**Record extracts:**

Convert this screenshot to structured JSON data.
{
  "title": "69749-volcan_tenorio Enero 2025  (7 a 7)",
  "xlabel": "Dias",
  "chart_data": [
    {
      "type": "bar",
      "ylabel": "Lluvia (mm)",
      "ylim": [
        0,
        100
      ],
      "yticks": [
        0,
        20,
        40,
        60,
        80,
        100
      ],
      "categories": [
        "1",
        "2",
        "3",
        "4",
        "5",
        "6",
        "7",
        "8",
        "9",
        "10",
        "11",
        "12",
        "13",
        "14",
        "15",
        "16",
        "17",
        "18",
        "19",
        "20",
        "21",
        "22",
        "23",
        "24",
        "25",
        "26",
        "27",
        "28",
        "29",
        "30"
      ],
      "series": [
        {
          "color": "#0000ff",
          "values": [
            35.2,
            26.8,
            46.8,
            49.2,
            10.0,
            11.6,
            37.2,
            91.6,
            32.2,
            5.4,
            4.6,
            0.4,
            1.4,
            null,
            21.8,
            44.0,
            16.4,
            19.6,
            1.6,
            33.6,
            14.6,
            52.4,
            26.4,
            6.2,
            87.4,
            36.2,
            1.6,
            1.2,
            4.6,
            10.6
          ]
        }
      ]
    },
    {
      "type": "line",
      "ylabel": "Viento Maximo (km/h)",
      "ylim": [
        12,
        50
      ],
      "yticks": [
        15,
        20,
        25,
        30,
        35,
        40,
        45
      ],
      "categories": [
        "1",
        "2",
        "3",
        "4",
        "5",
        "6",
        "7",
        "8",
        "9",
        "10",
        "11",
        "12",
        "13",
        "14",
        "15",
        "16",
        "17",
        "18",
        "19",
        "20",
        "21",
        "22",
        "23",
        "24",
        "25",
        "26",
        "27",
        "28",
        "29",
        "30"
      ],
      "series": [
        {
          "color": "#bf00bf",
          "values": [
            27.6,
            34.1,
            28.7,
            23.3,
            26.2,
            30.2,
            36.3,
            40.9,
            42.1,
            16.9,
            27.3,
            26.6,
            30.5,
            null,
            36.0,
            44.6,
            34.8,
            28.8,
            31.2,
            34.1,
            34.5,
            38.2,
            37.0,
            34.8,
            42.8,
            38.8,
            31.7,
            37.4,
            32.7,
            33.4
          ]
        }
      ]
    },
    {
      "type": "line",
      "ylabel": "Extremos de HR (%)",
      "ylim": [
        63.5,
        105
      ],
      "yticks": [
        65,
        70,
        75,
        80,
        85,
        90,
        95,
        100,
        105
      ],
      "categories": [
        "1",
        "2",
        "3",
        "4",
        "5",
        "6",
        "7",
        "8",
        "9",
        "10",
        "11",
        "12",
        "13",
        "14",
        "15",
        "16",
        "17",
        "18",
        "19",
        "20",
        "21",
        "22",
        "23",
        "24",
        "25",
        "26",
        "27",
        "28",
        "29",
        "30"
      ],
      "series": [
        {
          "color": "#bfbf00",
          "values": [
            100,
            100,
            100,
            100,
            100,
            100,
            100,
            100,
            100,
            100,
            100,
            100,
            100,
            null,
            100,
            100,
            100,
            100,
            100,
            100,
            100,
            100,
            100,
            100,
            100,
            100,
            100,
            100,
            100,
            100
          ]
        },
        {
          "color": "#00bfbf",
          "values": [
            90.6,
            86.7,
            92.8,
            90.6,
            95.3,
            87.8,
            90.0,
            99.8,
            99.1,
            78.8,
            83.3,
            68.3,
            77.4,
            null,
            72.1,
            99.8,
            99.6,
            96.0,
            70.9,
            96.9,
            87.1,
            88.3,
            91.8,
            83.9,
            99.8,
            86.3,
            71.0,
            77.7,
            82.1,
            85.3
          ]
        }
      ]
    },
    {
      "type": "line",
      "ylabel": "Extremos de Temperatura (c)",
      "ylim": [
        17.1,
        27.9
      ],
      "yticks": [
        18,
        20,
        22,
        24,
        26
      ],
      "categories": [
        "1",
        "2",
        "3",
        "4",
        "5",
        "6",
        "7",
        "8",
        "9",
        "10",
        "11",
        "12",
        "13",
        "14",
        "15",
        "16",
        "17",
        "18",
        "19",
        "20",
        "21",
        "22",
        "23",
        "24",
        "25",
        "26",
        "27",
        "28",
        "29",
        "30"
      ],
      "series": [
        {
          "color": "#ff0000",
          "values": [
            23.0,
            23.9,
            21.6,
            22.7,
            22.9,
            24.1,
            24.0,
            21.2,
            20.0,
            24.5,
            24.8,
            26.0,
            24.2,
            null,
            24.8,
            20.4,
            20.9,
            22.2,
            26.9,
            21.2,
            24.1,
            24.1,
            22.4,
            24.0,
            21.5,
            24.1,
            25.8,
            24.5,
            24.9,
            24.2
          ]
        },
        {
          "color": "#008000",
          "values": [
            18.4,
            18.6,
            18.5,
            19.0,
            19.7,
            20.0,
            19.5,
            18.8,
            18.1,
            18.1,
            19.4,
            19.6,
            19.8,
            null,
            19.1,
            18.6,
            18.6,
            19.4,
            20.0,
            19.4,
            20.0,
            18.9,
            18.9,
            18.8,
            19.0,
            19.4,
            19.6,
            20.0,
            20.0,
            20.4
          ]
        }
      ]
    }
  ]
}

**Exercise instructions:** Check every line in the material above for the string "color", then give only the number of lines that have it.

**Task output:** 6